*WORK TO BE COMPLETED:* In the entries that follow, how many lines hold the string "name"? Give only that number.

*MATERIAL FOR THE TASK:*
★ ★ ★ ★
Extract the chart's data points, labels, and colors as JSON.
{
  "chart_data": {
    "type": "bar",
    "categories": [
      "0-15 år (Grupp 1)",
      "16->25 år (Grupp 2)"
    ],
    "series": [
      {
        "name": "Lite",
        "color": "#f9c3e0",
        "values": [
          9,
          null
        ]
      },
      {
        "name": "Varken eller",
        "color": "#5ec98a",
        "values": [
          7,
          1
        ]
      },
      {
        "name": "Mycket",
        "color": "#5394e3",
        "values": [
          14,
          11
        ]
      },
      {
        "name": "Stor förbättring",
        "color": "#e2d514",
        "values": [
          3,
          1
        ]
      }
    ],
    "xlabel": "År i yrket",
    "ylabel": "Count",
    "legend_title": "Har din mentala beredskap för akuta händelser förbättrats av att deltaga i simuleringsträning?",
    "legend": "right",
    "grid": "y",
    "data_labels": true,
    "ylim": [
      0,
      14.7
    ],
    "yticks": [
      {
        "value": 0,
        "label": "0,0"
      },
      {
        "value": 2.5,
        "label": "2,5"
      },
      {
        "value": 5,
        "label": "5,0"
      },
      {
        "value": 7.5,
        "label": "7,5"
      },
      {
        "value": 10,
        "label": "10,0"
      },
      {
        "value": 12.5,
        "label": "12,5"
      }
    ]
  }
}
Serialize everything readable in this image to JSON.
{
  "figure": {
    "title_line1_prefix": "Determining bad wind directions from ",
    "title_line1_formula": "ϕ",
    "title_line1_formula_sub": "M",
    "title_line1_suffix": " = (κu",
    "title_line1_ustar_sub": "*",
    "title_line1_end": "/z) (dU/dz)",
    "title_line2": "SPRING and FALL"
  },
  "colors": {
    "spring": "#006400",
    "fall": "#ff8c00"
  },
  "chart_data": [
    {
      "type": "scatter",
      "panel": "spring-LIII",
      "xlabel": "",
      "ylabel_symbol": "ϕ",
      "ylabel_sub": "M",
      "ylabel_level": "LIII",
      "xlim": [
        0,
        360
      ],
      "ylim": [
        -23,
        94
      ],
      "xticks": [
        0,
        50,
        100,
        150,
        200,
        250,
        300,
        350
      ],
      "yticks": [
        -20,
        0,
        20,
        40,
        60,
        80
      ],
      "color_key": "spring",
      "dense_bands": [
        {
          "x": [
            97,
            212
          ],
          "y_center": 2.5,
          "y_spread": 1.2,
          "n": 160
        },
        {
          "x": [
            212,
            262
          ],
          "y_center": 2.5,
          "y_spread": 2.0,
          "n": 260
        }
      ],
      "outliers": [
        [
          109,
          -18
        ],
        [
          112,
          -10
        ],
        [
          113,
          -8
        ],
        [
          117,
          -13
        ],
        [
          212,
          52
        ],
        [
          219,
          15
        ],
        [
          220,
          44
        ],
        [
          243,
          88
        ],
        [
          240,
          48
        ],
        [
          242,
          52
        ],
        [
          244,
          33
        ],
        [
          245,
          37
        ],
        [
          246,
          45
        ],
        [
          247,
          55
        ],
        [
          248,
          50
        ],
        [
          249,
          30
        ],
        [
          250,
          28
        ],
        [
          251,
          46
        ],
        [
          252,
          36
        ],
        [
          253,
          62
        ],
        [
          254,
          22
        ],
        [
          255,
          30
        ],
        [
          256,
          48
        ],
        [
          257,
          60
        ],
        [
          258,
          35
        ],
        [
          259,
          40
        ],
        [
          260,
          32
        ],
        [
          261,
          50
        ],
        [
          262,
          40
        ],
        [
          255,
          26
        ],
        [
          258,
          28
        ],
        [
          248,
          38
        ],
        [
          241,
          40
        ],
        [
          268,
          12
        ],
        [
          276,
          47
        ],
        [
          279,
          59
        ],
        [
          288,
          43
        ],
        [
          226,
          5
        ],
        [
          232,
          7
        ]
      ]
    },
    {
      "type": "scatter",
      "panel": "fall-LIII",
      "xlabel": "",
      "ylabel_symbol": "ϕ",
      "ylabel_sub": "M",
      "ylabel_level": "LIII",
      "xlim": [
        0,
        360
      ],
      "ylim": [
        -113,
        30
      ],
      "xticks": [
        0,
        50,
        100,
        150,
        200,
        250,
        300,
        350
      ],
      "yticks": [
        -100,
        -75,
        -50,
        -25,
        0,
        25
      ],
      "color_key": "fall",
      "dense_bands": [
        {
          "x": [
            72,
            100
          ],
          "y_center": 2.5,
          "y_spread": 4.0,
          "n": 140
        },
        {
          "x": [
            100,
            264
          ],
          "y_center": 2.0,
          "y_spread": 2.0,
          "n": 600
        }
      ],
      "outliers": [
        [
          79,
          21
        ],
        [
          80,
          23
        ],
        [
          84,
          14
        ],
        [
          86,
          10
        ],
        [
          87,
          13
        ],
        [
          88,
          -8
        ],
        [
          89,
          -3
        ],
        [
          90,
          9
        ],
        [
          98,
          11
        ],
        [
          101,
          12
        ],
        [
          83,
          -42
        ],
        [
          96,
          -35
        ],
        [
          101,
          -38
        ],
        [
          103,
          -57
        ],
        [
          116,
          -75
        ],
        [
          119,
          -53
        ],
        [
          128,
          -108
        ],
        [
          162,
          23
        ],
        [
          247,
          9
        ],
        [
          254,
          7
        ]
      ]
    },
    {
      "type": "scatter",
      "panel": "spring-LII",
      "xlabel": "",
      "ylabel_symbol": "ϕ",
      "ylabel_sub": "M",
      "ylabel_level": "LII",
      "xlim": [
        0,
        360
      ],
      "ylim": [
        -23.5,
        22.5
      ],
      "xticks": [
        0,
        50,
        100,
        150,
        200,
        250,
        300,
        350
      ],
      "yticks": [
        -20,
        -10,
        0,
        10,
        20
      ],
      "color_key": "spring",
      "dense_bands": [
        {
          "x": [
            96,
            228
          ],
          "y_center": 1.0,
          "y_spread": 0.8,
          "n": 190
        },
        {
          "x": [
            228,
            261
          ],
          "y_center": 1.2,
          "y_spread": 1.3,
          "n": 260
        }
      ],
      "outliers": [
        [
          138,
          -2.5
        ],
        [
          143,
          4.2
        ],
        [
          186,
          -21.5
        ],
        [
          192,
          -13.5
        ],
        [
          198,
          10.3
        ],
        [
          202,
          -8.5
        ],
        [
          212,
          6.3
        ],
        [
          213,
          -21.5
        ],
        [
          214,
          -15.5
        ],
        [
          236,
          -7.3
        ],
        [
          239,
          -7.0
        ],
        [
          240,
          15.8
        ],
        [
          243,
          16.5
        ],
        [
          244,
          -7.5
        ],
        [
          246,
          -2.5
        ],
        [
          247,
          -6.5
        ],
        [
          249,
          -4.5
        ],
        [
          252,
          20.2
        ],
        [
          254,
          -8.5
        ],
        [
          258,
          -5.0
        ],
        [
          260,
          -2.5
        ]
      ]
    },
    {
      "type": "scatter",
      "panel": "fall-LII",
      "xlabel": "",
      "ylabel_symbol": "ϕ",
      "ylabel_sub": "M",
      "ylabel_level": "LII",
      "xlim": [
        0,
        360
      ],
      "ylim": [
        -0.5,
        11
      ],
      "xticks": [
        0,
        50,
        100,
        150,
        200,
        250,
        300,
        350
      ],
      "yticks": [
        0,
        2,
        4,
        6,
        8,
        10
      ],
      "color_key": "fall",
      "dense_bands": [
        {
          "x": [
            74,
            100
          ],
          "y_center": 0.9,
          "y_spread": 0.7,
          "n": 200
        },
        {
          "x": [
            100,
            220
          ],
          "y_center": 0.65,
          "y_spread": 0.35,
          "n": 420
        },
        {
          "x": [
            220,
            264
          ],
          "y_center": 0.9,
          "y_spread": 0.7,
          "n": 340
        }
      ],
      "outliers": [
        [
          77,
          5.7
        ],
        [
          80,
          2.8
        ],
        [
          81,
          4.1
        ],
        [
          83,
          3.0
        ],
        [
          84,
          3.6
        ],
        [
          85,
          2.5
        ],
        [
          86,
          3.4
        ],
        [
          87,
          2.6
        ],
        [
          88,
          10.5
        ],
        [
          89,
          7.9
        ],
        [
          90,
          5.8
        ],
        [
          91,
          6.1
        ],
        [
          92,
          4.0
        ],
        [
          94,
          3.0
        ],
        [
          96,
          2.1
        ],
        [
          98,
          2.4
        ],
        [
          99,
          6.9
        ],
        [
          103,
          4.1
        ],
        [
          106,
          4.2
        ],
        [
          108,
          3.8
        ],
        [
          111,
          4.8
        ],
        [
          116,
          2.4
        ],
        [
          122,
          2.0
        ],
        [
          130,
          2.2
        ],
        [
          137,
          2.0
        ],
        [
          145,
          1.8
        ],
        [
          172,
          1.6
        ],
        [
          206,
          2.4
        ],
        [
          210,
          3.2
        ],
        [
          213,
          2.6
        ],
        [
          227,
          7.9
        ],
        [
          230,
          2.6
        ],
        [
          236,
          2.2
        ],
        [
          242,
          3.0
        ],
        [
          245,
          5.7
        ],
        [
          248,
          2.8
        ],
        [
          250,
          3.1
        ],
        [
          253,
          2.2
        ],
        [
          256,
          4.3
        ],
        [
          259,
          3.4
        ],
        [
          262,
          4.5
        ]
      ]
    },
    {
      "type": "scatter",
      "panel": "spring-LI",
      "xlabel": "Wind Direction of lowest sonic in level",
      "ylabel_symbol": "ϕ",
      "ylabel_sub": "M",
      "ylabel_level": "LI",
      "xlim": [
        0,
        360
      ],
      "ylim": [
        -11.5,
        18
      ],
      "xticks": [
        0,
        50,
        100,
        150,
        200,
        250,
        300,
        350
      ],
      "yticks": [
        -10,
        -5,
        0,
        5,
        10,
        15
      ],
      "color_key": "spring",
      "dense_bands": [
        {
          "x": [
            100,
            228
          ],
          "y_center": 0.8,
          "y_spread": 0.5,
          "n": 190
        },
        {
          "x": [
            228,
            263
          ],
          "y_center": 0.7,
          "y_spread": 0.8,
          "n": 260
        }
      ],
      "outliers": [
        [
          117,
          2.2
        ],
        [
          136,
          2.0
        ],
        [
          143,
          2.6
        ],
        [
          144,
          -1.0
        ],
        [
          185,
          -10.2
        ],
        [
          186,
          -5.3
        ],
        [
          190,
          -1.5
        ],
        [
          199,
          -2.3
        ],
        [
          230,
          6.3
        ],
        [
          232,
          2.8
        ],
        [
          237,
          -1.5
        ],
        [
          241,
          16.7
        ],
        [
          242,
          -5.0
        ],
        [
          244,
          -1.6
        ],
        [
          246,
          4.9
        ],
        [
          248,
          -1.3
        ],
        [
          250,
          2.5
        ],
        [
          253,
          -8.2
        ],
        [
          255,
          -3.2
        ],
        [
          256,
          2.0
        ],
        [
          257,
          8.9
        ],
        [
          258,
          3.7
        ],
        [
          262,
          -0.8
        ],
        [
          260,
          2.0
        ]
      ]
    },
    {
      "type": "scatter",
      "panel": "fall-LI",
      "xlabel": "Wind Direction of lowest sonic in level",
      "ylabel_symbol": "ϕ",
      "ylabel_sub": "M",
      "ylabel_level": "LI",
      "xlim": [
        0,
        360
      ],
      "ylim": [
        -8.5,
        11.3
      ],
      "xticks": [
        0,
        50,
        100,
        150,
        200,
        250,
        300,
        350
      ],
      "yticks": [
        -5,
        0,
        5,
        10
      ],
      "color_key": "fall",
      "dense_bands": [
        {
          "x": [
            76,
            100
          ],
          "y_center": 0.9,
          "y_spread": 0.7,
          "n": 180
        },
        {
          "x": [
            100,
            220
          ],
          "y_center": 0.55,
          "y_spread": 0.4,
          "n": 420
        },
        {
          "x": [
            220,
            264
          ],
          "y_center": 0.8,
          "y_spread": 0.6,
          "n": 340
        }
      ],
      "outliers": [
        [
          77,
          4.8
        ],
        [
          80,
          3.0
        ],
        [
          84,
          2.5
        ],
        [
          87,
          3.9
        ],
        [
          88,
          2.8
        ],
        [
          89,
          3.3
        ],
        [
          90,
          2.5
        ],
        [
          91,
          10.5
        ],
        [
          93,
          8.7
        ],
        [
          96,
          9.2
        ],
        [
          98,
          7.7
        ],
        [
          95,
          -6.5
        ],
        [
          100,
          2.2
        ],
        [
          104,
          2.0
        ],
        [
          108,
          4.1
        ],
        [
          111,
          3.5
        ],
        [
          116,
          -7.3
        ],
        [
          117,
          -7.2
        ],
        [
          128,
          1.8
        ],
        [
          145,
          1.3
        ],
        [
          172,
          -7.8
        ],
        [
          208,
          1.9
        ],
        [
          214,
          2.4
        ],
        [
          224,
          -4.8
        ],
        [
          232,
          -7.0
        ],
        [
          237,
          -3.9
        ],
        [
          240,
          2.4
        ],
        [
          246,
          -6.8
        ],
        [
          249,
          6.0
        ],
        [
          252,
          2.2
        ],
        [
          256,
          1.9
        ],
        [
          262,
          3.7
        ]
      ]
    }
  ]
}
★ ★ ★ ★
*RESPONSE TO THE TASK:* 4